(Problem to work on):
Print the records below exactly as they appear.

[Start Recorded data]

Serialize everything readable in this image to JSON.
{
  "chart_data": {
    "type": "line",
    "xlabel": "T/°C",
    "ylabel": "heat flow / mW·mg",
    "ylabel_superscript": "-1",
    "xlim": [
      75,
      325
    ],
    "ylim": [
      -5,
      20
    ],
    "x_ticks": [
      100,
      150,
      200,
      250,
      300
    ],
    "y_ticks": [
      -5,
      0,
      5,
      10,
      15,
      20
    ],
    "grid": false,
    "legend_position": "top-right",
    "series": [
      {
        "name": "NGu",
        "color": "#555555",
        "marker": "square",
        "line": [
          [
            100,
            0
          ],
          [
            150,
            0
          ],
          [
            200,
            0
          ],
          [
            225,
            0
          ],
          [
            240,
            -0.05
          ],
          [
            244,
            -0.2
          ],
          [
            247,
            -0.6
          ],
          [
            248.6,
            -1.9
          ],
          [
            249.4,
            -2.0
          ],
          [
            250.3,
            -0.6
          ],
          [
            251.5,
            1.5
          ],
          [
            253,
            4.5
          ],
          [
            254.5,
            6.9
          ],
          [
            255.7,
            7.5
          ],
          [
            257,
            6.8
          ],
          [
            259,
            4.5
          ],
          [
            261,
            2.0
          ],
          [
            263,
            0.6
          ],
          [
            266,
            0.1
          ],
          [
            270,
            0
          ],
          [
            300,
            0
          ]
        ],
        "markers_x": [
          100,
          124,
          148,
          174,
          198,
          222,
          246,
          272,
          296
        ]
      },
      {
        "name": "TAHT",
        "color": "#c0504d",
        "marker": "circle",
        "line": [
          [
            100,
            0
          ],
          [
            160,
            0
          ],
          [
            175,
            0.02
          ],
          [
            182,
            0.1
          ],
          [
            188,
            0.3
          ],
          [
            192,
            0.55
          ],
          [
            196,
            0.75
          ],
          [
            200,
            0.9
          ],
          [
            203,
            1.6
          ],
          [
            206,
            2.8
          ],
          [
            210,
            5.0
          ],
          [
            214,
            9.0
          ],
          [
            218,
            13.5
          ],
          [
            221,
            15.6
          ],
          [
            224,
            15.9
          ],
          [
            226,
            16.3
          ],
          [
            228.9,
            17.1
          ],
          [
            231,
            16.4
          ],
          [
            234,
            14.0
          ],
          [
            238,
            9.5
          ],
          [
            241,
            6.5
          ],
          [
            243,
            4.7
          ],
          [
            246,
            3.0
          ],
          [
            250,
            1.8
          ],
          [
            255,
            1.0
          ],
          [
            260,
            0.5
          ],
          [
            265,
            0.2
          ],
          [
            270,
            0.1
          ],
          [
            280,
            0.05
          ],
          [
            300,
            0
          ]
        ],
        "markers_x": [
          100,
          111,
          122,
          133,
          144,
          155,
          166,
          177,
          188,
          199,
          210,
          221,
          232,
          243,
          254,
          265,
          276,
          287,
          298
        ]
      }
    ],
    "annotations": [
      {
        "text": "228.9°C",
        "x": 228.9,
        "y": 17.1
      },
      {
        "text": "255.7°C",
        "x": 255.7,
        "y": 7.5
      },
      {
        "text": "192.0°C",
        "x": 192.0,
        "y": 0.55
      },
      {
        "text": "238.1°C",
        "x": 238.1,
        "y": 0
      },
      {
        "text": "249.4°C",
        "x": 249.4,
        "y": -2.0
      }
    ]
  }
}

[End Recorded data]

(Full output):
Serialize everything readable in this image to JSON.
{
  "chart_data": {
    "type": "line",
    "xlabel": "T/°C",
    "ylabel": "heat flow / mW·mg",
    "ylabel_superscript": "-1",
    "xlim": [
      75,
      325
    ],
    "ylim": [
      -5,
      20
    ],
    "x_ticks": [
      100,
      150,
      200,
      250,
      300
    ],
    "y_ticks": [
      -5,
      0,
      5,
      10,
      15,
      20
    ],
    "grid": false,
    "legend_position": "top-right",
    "series": [
      {
        "name": "NGu",
        "color": "#555555",
        "marker": "square",
        "line": [
          [
            100,
            0
          ],
          [
            150,
            0
          ],
          [
            200,
            0
          ],
          [
            225,
            0
          ],
          [
            240,
            -0.05
          ],
          [
            244,
            -0.2
          ],
          [
            247,
            -0.6
          ],
          [
            248.6,
            -1.9
          ],
          [
            249.4,
            -2.0
          ],
          [
            250.3,
            -0.6
          ],
          [
            251.5,
            1.5
          ],
          [
            253,
            4.5
          ],
          [
            254.5,
            6.9
          ],
          [
            255.7,
            7.5
          ],
          [
            257,
            6.8
          ],
          [
            259,
            4.5
          ],
          [
            261,
            2.0
          ],
          [
            263,
            0.6
          ],
          [
            266,
            0.1
          ],
          [
            270,
            0
          ],
          [
            300,
            0
          ]
        ],
        "markers_x": [
          100,
          124,
          148,
          174,
          198,
          222,
          246,
          272,
          296
        ]
      },
      {
        "name": "TAHT",
        "color": "#c0504d",
        "marker": "circle",
        "line": [
          [
            100,
            0
          ],
          [
            160,
            0
          ],
          [
            175,
            0.02
          ],
          [
            182,
            0.1
          ],
          [
            188,
            0.3
          ],
          [
            192,
            0.55
          ],
          [
            196,
            0.75
          ],
          [
            200,
            0.9
          ],
          [
            203,
            1.6
          ],
          [
            206,
            2.8
          ],
          [
            210,
            5.0
          ],
          [
            214,
            9.0
          ],
          [
            218,
            13.5
          ],
          [
            221,
            15.6
          ],
          [
            224,
            15.9
          ],
          [
            226,
            16.3
          ],
          [
            228.9,
            17.1
          ],
          [
            231,
            16.4
          ],
          [
            234,
            14.0
          ],
          [
            238,
            9.5
          ],
          [
            241,
            6.5
          ],
          [
            243,
            4.7
          ],
          [
            246,
            3.0
          ],
          [
            250,
            1.8
          ],
          [
            255,
            1.0
          ],
          [
            260,
            0.5
          ],
          [
            265,
            0.2
          ],
          [
            270,
            0.1
          ],
          [
            280,
            0.05
          ],
          [
            300,
            0
          ]
        ],
        "markers_x": [
          100,
          111,
          122,
          133,
          144,
          155,
          166,
          177,
          188,
          199,
          210,
          221,
          232,
          243,
          254,
          265,
          276,
          287,
          298
        ]
      }
    ],
    "annotations": [
      {
        "text": "228.9°C",
        "x": 228.9,
        "y": 17.1
      },
      {
        "text": "255.7°C",
        "x": 255.7,
        "y": 7.5
      },
      {
        "text": "192.0°C",
        "x": 192.0,
        "y": 0.55
      },
      {
        "text": "238.1°C",
        "x": 238.1,
        "y": 0
      },
      {
        "text": "249.4°C",
        "x": 249.4,
        "y": -2.0
      }
    ]
  }
}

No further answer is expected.